● EXERCISE PROMPT: Print exactly the lines from the one containing "Convert this document image to plain text." through the last line of the records below, both included, and nothing else; omit any pictures.

(Dataset items)
....

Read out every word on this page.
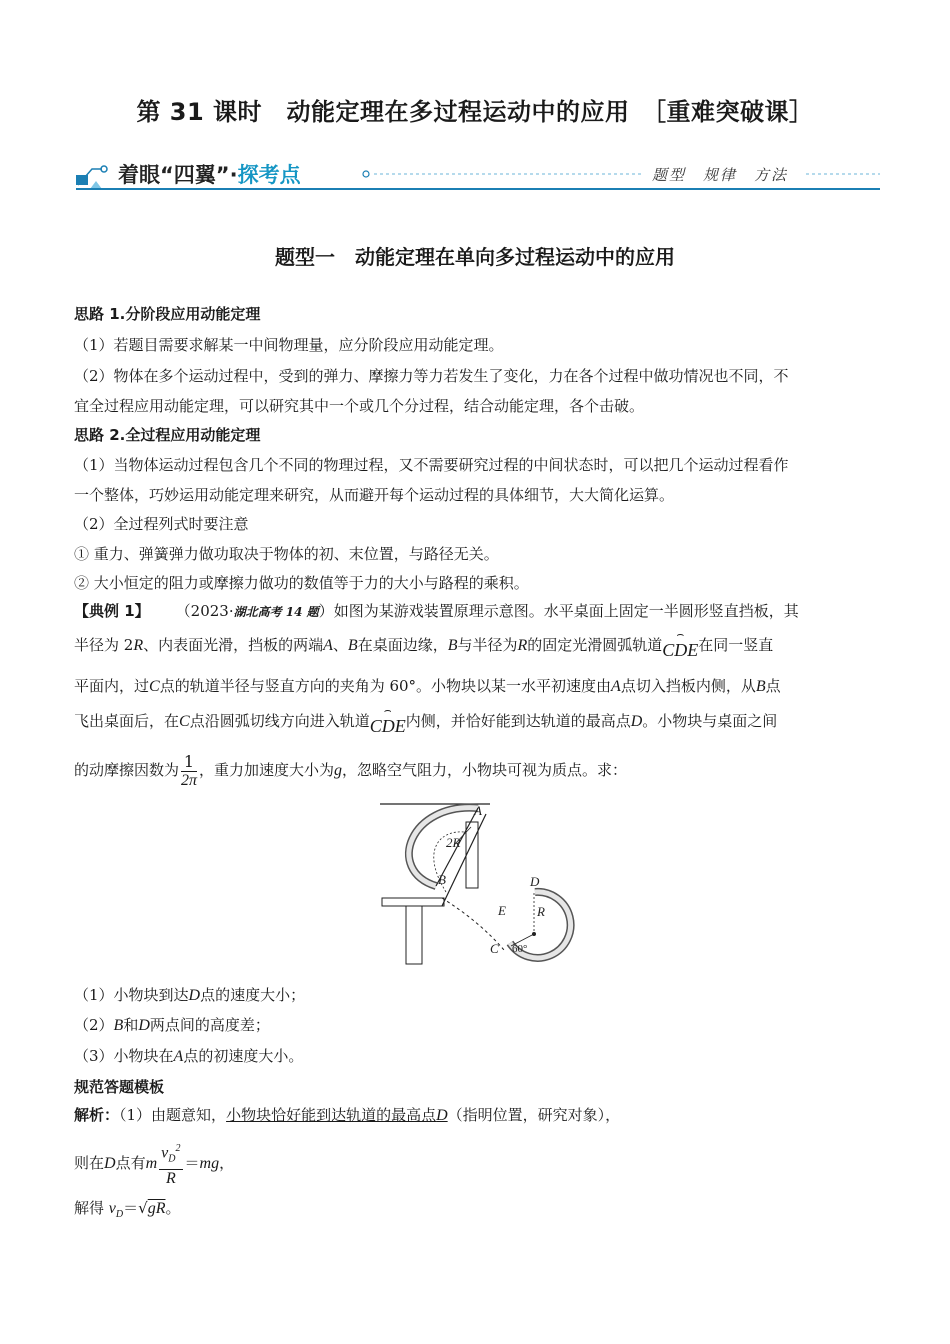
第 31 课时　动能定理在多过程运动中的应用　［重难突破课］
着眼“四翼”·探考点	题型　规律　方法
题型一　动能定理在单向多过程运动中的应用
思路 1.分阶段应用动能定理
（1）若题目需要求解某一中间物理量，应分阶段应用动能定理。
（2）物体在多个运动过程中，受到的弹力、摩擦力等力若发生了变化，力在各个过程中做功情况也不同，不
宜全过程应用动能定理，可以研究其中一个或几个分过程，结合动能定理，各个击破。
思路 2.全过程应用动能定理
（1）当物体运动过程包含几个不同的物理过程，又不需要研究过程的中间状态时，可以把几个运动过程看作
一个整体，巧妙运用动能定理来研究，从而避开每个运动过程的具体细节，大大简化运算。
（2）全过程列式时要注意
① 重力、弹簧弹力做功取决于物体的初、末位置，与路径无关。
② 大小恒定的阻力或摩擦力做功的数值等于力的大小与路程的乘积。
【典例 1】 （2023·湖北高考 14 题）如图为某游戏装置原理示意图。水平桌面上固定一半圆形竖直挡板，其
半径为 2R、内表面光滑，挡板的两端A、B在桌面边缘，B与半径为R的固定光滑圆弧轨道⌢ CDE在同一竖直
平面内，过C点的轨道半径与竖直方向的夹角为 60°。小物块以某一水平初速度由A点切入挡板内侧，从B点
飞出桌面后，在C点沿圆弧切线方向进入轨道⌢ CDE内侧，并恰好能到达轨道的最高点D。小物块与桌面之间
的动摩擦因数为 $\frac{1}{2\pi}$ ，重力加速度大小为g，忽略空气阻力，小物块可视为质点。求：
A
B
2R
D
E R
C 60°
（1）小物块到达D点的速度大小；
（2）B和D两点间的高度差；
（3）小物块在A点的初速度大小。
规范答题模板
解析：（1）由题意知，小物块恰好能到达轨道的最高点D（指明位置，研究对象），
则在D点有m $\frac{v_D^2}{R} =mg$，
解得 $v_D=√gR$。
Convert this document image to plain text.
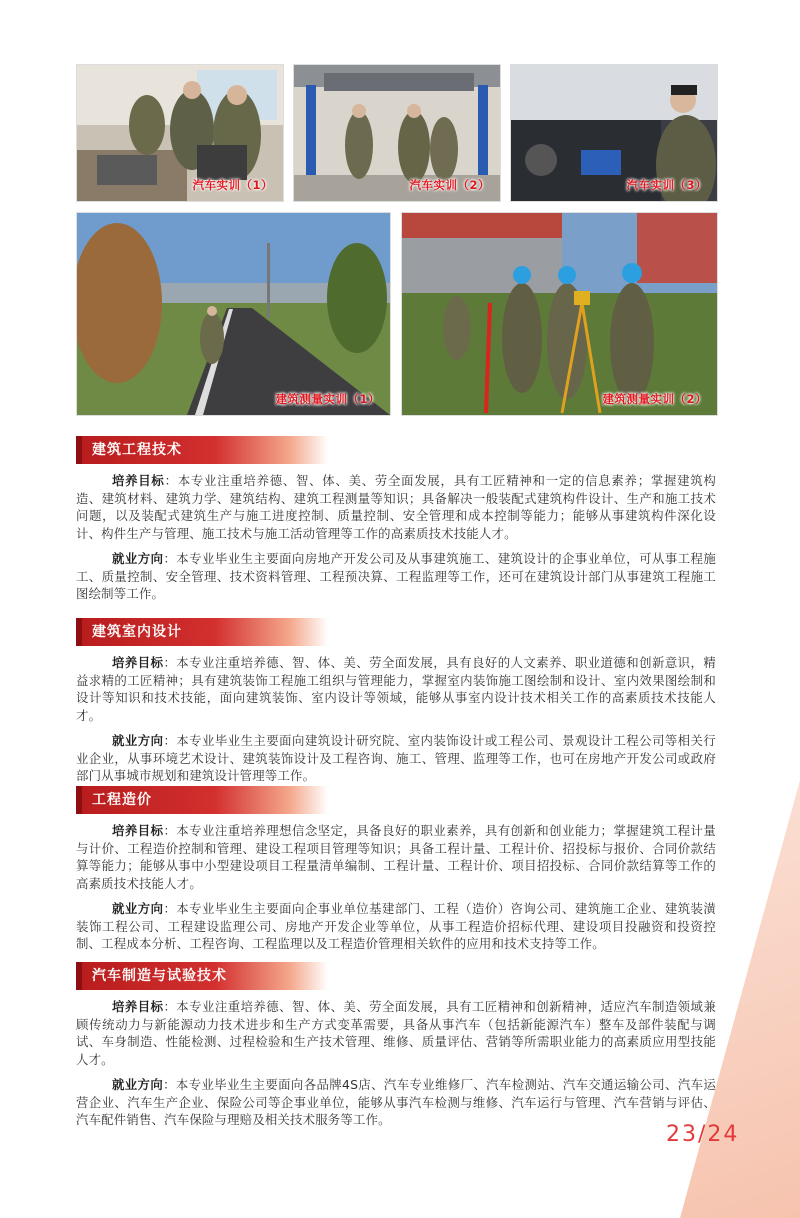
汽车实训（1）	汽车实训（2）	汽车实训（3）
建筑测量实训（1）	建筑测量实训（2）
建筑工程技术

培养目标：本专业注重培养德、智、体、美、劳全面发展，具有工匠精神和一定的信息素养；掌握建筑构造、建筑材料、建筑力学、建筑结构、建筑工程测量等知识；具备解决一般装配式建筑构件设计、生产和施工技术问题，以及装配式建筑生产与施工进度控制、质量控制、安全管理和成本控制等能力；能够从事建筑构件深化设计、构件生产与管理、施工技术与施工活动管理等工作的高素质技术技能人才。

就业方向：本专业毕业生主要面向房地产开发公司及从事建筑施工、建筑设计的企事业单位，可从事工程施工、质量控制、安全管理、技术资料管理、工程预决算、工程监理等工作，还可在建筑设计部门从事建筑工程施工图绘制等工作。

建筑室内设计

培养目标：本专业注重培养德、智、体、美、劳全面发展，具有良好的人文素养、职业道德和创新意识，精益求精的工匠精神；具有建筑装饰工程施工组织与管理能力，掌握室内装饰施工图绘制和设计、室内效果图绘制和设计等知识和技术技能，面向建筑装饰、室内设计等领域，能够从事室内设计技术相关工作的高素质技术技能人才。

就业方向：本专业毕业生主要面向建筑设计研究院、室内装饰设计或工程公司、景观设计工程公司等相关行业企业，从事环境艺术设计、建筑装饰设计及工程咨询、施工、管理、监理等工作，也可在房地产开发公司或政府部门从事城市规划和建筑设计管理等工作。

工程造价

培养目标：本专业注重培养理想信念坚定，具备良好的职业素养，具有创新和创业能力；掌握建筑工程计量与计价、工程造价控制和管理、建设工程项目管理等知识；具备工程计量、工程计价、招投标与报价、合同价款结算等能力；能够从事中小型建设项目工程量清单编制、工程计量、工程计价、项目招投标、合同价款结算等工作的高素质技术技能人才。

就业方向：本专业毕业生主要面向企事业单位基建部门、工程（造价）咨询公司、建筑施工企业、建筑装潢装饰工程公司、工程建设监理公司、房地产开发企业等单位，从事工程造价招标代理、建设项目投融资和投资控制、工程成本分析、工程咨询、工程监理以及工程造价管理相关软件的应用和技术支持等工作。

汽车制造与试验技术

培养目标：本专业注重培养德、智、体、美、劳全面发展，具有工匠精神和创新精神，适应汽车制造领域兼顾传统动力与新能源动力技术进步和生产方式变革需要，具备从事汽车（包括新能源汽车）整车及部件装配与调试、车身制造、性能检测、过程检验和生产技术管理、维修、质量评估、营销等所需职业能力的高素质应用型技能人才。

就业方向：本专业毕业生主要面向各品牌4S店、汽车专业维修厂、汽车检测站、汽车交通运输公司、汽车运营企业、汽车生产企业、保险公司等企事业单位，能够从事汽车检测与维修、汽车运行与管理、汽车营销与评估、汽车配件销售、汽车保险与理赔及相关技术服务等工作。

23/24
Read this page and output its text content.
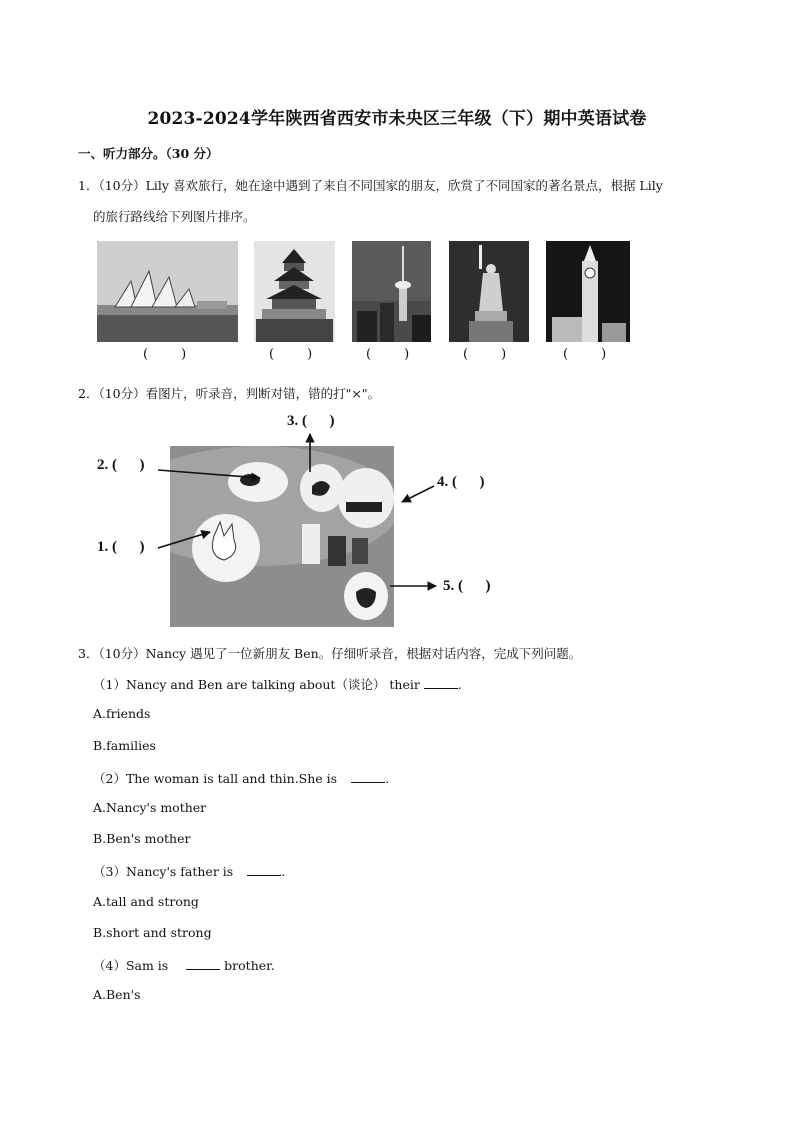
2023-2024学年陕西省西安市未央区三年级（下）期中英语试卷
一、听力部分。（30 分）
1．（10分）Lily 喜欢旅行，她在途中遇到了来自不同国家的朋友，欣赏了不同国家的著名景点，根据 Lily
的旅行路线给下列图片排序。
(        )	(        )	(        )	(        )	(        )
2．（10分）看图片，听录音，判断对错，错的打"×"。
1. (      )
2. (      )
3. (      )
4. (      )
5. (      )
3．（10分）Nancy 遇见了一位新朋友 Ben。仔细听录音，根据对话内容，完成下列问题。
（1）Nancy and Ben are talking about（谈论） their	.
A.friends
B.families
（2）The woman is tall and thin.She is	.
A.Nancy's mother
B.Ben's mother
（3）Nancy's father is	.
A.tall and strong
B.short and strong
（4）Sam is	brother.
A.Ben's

....

● ANSWER TO THE EXERCISE:
Convert this document image to plain text.
汽车实训（1）	汽车实训（2）	汽车实训（3）
建筑测量实训（1）	建筑测量实训（2）
建筑工程技术

培养目标：本专业注重培养德、智、体、美、劳全面发展，具有工匠精神和一定的信息素养；掌握建筑构造、建筑材料、建筑力学、建筑结构、建筑工程测量等知识；具备解决一般装配式建筑构件设计、生产和施工技术问题，以及装配式建筑生产与施工进度控制、质量控制、安全管理和成本控制等能力；能够从事建筑构件深化设计、构件生产与管理、施工技术与施工活动管理等工作的高素质技术技能人才。

就业方向：本专业毕业生主要面向房地产开发公司及从事建筑施工、建筑设计的企事业单位，可从事工程施工、质量控制、安全管理、技术资料管理、工程预决算、工程监理等工作，还可在建筑设计部门从事建筑工程施工图绘制等工作。

建筑室内设计

培养目标：本专业注重培养德、智、体、美、劳全面发展，具有良好的人文素养、职业道德和创新意识，精益求精的工匠精神；具有建筑装饰工程施工组织与管理能力，掌握室内装饰施工图绘制和设计、室内效果图绘制和设计等知识和技术技能，面向建筑装饰、室内设计等领域，能够从事室内设计技术相关工作的高素质技术技能人才。

就业方向：本专业毕业生主要面向建筑设计研究院、室内装饰设计或工程公司、景观设计工程公司等相关行业企业，从事环境艺术设计、建筑装饰设计及工程咨询、施工、管理、监理等工作，也可在房地产开发公司或政府部门从事城市规划和建筑设计管理等工作。

工程造价

培养目标：本专业注重培养理想信念坚定，具备良好的职业素养，具有创新和创业能力；掌握建筑工程计量与计价、工程造价控制和管理、建设工程项目管理等知识；具备工程计量、工程计价、招投标与报价、合同价款结算等能力；能够从事中小型建设项目工程量清单编制、工程计量、工程计价、项目招投标、合同价款结算等工作的高素质技术技能人才。

就业方向：本专业毕业生主要面向企事业单位基建部门、工程（造价）咨询公司、建筑施工企业、建筑装潢装饰工程公司、工程建设监理公司、房地产开发企业等单位，从事工程造价招标代理、建设项目投融资和投资控制、工程成本分析、工程咨询、工程监理以及工程造价管理相关软件的应用和技术支持等工作。

汽车制造与试验技术

培养目标：本专业注重培养德、智、体、美、劳全面发展，具有工匠精神和创新精神，适应汽车制造领域兼顾传统动力与新能源动力技术进步和生产方式变革需要，具备从事汽车（包括新能源汽车）整车及部件装配与调试、车身制造、性能检测、过程检验和生产技术管理、维修、质量评估、营销等所需职业能力的高素质应用型技能人才。

就业方向：本专业毕业生主要面向各品牌4S店、汽车专业维修厂、汽车检测站、汽车交通运输公司、汽车运营企业、汽车生产企业、保险公司等企事业单位，能够从事汽车检测与维修、汽车运行与管理、汽车营销与评估、汽车配件销售、汽车保险与理赔及相关技术服务等工作。

23/24
Read this page and output its text content.
2023-2024学年陕西省西安市未央区三年级（下）期中英语试卷
一、听力部分。（30 分）
1．（10分）Lily 喜欢旅行，她在途中遇到了来自不同国家的朋友，欣赏了不同国家的著名景点，根据 Lily
的旅行路线给下列图片排序。
(        )	(        )	(        )	(        )	(        )
2．（10分）看图片，听录音，判断对错，错的打"×"。
1. (      )
2. (      )
3. (      )
4. (      )
5. (      )
3．（10分）Nancy 遇见了一位新朋友 Ben。仔细听录音，根据对话内容，完成下列问题。
（1）Nancy and Ben are talking about（谈论） their	.
A.friends
B.families
（2）The woman is tall and thin.She is	.
A.Nancy's mother
B.Ben's mother
（3）Nancy's father is	.
A.tall and strong
B.short and strong
（4）Sam is	brother.
A.Ben's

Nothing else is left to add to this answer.